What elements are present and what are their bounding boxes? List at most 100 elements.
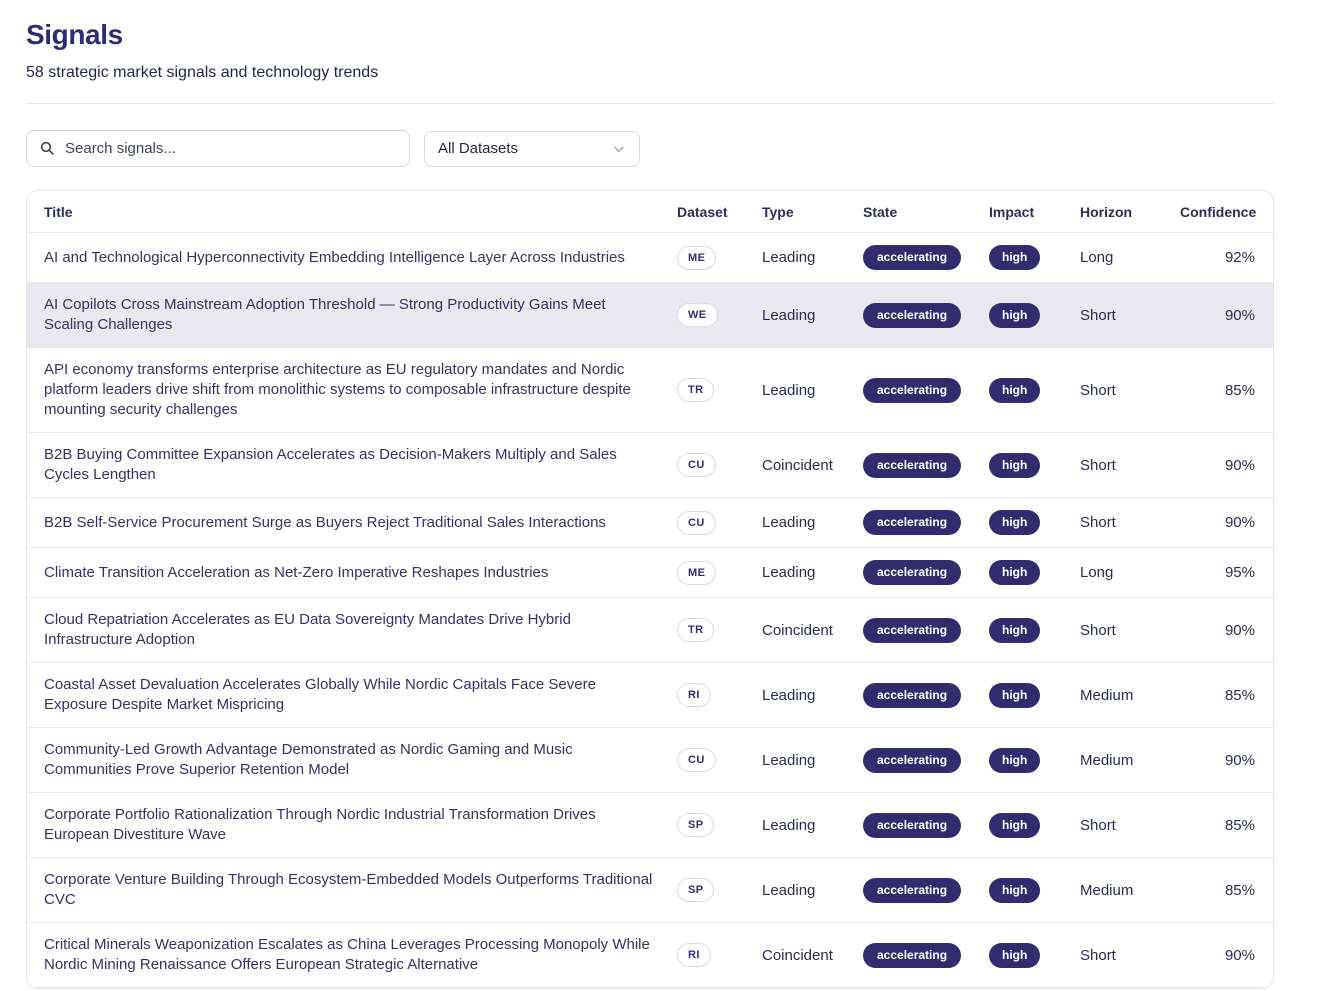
horizon-cell: Short (1080, 456, 1116, 474)
state-badge: accelerating (863, 452, 962, 478)
impact-cell: high (989, 923, 1080, 988)
state-badge: accelerating (863, 617, 962, 643)
dataset-cell: RI (677, 923, 762, 988)
impact-badge: high (989, 452, 1041, 478)
confidence-cell: 90% (1224, 456, 1255, 474)
header-divider (26, 103, 1274, 104)
horizon-cell: Short (1080, 816, 1116, 834)
search-input[interactable] (26, 130, 410, 167)
state-badge: accelerating (863, 377, 962, 403)
dataset-cell: CU (677, 433, 762, 498)
confidence-cell: 85% (1224, 381, 1255, 399)
impact-cell: high (989, 233, 1080, 283)
dataset-cell: CU (677, 728, 762, 793)
state-badge: accelerating (863, 560, 962, 585)
impact-badge: high (989, 747, 1041, 773)
type-cell: Coincident (762, 946, 833, 964)
table-row[interactable]: Critical Minerals Weaponization Escalate… (27, 923, 1273, 988)
dataset-badge: ME (677, 245, 717, 270)
horizon-cell: Long (1080, 249, 1114, 266)
type-cell: Leading (762, 751, 816, 769)
signals-table: Title Dataset Type State Impact Horizon … (27, 191, 1273, 988)
signal-title: AI and Technological Hyperconnectivity E… (44, 248, 625, 266)
type-cell: Coincident (762, 456, 833, 474)
impact-badge: high (989, 877, 1041, 903)
table-header: Title Dataset Type State Impact Horizon … (27, 191, 1273, 233)
table-row[interactable]: Corporate Portfolio Rationalization Thro… (27, 793, 1273, 858)
horizon-cell: Short (1080, 381, 1116, 399)
dataset-cell: SP (677, 858, 762, 923)
table-row[interactable]: B2B Self-Service Procurement Surge as Bu… (27, 498, 1273, 548)
state-cell: accelerating (863, 858, 989, 923)
signal-title: Corporate Portfolio Rationalization Thro… (44, 806, 596, 843)
dataset-cell: WE (677, 283, 762, 348)
horizon-cell: Medium (1080, 881, 1134, 899)
table-row[interactable]: API economy transforms enterprise archit… (27, 348, 1273, 433)
dataset-badge: ME (677, 560, 717, 585)
table-header-row: Title Dataset Type State Impact Horizon … (27, 191, 1273, 233)
confidence-cell: 85% (1224, 881, 1255, 899)
signal-title: AI Copilots Cross Mainstream Adoption Th… (44, 296, 606, 333)
dataset-badge: SP (677, 813, 715, 837)
signal-title: B2B Buying Committee Expansion Accelerat… (44, 446, 617, 483)
dataset-badge: TR (677, 378, 715, 402)
confidence-cell: 90% (1224, 946, 1255, 964)
state-cell: accelerating (863, 728, 989, 793)
table-row[interactable]: Climate Transition Acceleration as Net-Z… (27, 548, 1273, 598)
state-badge: accelerating (863, 302, 962, 328)
table-row[interactable]: Coastal Asset Devaluation Accelerates Gl… (27, 663, 1273, 728)
state-badge: accelerating (863, 682, 962, 708)
dataset-badge: CU (677, 510, 716, 535)
dataset-cell: TR (677, 598, 762, 663)
state-badge: accelerating (863, 877, 962, 903)
table-row[interactable]: AI Copilots Cross Mainstream Adoption Th… (27, 282, 1273, 348)
state-cell: accelerating (863, 598, 989, 663)
table-row[interactable]: Cloud Repatriation Accelerates as EU Dat… (27, 598, 1273, 663)
confidence-cell: 90% (1224, 306, 1255, 324)
search-box (26, 130, 410, 167)
table-row[interactable]: Community-Led Growth Advantage Demonstra… (27, 728, 1273, 793)
impact-cell: high (989, 498, 1080, 548)
impact-badge: high (989, 682, 1041, 708)
confidence-cell: 90% (1224, 514, 1255, 531)
confidence-cell: 90% (1224, 621, 1255, 639)
impact-cell: high (989, 858, 1080, 923)
column-header-confidence: Confidence (1180, 191, 1273, 233)
type-cell: Leading (762, 686, 816, 704)
column-header-horizon: Horizon (1080, 191, 1180, 233)
impact-badge: high (989, 245, 1041, 270)
state-cell: accelerating (863, 548, 989, 598)
dataset-cell: ME (677, 548, 762, 598)
table-row[interactable]: AI and Technological Hyperconnectivity E… (27, 233, 1273, 283)
type-cell: Leading (762, 514, 816, 531)
horizon-cell: Medium (1080, 686, 1134, 704)
state-cell: accelerating (863, 663, 989, 728)
state-badge: accelerating (863, 942, 962, 968)
dataset-badge: CU (677, 748, 716, 772)
type-cell: Leading (762, 564, 816, 581)
horizon-cell: Long (1080, 564, 1114, 581)
table-row[interactable]: Corporate Venture Building Through Ecosy… (27, 858, 1273, 923)
chevron-down-icon (614, 146, 624, 152)
signals-table-card: Title Dataset Type State Impact Horizon … (26, 190, 1274, 989)
impact-cell: high (989, 348, 1080, 433)
type-cell: Leading (762, 249, 816, 266)
dataset-cell: TR (677, 348, 762, 433)
state-cell: accelerating (863, 923, 989, 988)
state-cell: accelerating (863, 283, 989, 348)
impact-badge: high (989, 510, 1041, 535)
type-cell: Leading (762, 816, 816, 834)
impact-cell: high (989, 598, 1080, 663)
state-cell: accelerating (863, 793, 989, 858)
impact-badge: high (989, 377, 1041, 403)
impact-badge: high (989, 942, 1041, 968)
horizon-cell: Short (1080, 306, 1116, 324)
confidence-cell: 92% (1224, 249, 1255, 266)
signal-title: Climate Transition Acceleration as Net-Z… (44, 563, 549, 581)
dataset-filter-dropdown[interactable]: All Datasets (424, 130, 640, 167)
dataset-cell: SP (677, 793, 762, 858)
impact-badge: high (989, 560, 1041, 585)
table-row[interactable]: B2B Buying Committee Expansion Accelerat… (27, 433, 1273, 498)
state-cell: accelerating (863, 233, 989, 283)
dataset-filter-value: All Datasets (438, 140, 519, 157)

### GOAL
Output every line of the material above as a JSON list of strings, one string per line, leaving out blank lines and the pictures.

### FINISHED TASK
[
  "What elements are present and what are their bounding boxes? List at most 100 elements.",
  "horizon-cell: Short (1080, 456, 1116, 474)",
  "state-badge: accelerating (863, 452, 962, 478)",
  "impact-cell: high (989, 923, 1080, 988)",
  "state-badge: accelerating (863, 617, 962, 643)",
  "dataset-cell: RI (677, 923, 762, 988)",
  "impact-badge: high (989, 452, 1041, 478)",
  "confidence-cell: 90% (1224, 456, 1255, 474)",
  "header-divider (26, 103, 1274, 104)",
  "horizon-cell: Short (1080, 816, 1116, 834)",
  "search-input[interactable] (26, 130, 410, 167)",
  "state-badge: accelerating (863, 377, 962, 403)",
  "dataset-cell: CU (677, 433, 762, 498)",
  "confidence-cell: 85% (1224, 381, 1255, 399)",
  "impact-cell: high (989, 233, 1080, 283)",
  "dataset-cell: CU (677, 728, 762, 793)",
  "state-badge: accelerating (863, 560, 962, 585)",
  "impact-badge: high (989, 747, 1041, 773)",
  "type-cell: Coincident (762, 946, 833, 964)",
  "table-row[interactable]: Critical Minerals Weaponization Escalate… (27, 923, 1273, 988)",
  "dataset-badge: ME (677, 245, 717, 270)",
  "horizon-cell: Long (1080, 249, 1114, 266)",
  "type-cell: Leading (762, 751, 816, 769)",
  "signals-table: Title Dataset Type State Impact Horizon … (27, 191, 1273, 988)",
  "signal-title: AI and Technological Hyperconnectivity E… (44, 248, 625, 266)",
  "type-cell: Coincident (762, 456, 833, 474)",
  "impact-badge: high (989, 877, 1041, 903)",
  "table-header: Title Dataset Type State Impact Horizon … (27, 191, 1273, 233)",
  "table-row[interactable]: Corporate Portfolio Rationalization Thro… (27, 793, 1273, 858)",
  "horizon-cell: Short (1080, 381, 1116, 399)",
  "dataset-cell: SP (677, 858, 762, 923)",
  "table-row[interactable]: B2B Self-Service Procurement Surge as Bu… (27, 498, 1273, 548)",
  "state-cell: accelerating (863, 858, 989, 923)",
  "signal-title: Corporate Portfolio Rationalization Thro… (44, 806, 596, 843)",
  "dataset-cell: WE (677, 283, 762, 348)",
  "horizon-cell: Medium (1080, 881, 1134, 899)",
  "table-row[interactable]: API economy transforms enterprise archit… (27, 348, 1273, 433)",
  "dataset-badge: ME (677, 560, 717, 585)",
  "table-header-row: Title Dataset Type State Impact Horizon … (27, 191, 1273, 233)",
  "confidence-cell: 85% (1224, 881, 1255, 899)",
  "signal-title: AI Copilots Cross Mainstream Adoption Th… (44, 296, 606, 333)",
  "dataset-badge: SP (677, 813, 715, 837)",
  "signal-title: B2B Buying Committee Expansion Accelerat… (44, 446, 617, 483)",
  "dataset-badge: TR (677, 378, 715, 402)",
  "confidence-cell: 90% (1224, 946, 1255, 964)",
  "state-cell: accelerating (863, 728, 989, 793)",
  "table-row[interactable]: Climate Transition Acceleration as Net-Z… (27, 548, 1273, 598)",
  "state-badge: accelerating (863, 302, 962, 328)",
  "table-row[interactable]: Coastal Asset Devaluation Accelerates Gl… (27, 663, 1273, 728)",
  "state-badge: accelerating (863, 682, 962, 708)",
  "dataset-badge: CU (677, 510, 716, 535)",
  "dataset-cell: TR (677, 598, 762, 663)",
  "state-badge: accelerating (863, 877, 962, 903)",
  "table-row[interactable]: AI Copilots Cross Mainstream Adoption Th… (27, 282, 1273, 348)",
  "state-cell: accelerating (863, 598, 989, 663)",
  "table-row[interactable]: Cloud Repatriation Accelerates as EU Dat… (27, 598, 1273, 663)",
  "confidence-cell: 90% (1224, 306, 1255, 324)",
  "search-box (26, 130, 410, 167)",
  "table-row[interactable]: Community-Led Growth Advantage Demonstra… (27, 728, 1273, 793)",
  "impact-cell: high (989, 498, 1080, 548)",
  "impact-badge: high (989, 682, 1041, 708)",
  "confidence-cell: 90% (1224, 514, 1255, 531)",
  "confidence-cell: 90% (1224, 621, 1255, 639)",
  "impact-cell: high (989, 858, 1080, 923)",
  "column-header-confidence: Confidence (1180, 191, 1273, 233)",
  "type-cell: Leading (762, 686, 816, 704)",
  "column-header-horizon: Horizon (1080, 191, 1180, 233)",
  "impact-badge: high (989, 245, 1041, 270)",
  "state-cell: accelerating (863, 548, 989, 598)",
  "dataset-cell: ME (677, 548, 762, 598)",
  "table-row[interactable]: AI and Technological Hyperconnectivity E… (27, 233, 1273, 283)",
  "type-cell: Leading (762, 514, 816, 531)",
  "horizon-cell: Medium (1080, 686, 1134, 704)",
  "state-cell: accelerating (863, 663, 989, 728)",
  "state-badge: accelerating (863, 942, 962, 968)",
  "dataset-badge: CU (677, 748, 716, 772)",
  "type-cell: Leading (762, 564, 816, 581)",
  "horizon-cell: Long (1080, 564, 1114, 581)",
  "table-row[interactable]: Corporate Venture Building Through Ecosy… (27, 858, 1273, 923)",
  "chevron-down-icon (614, 146, 624, 152)",
  "signals-table-card: Title Dataset Type State Impact Horizon … (26, 190, 1274, 989)",
  "impact-cell: high (989, 348, 1080, 433)",
  "type-cell: Leading (762, 249, 816, 266)",
  "dataset-cell: TR (677, 348, 762, 433)",
  "state-cell: accelerating (863, 923, 989, 988)",
  "state-cell: accelerating (863, 283, 989, 348)",
  "impact-badge: high (989, 510, 1041, 535)",
  "type-cell: Leading (762, 816, 816, 834)",
  "impact-cell: high (989, 598, 1080, 663)",
  "state-cell: accelerating (863, 793, 989, 858)",
  "impact-badge: high (989, 377, 1041, 403)",
  "impact-badge: high (989, 942, 1041, 968)",
  "horizon-cell: Short (1080, 306, 1116, 324)",
  "confidence-cell: 92% (1224, 249, 1255, 266)",
  "signal-title: Climate Transition Acceleration as Net-Z… (44, 563, 549, 581)",
  "dataset-filter-dropdown[interactable]: All Datasets (424, 130, 640, 167)",
  "dataset-cell: SP (677, 793, 762, 858)",
  "impact-badge: high (989, 560, 1041, 585)",
  "table-row[interactable]: B2B Buying Committee Expansion Accelerat… (27, 433, 1273, 498)",
  "state-cell: accelerating (863, 233, 989, 283)",
  "dataset-filter-value: All Datasets (438, 140, 519, 157)"
]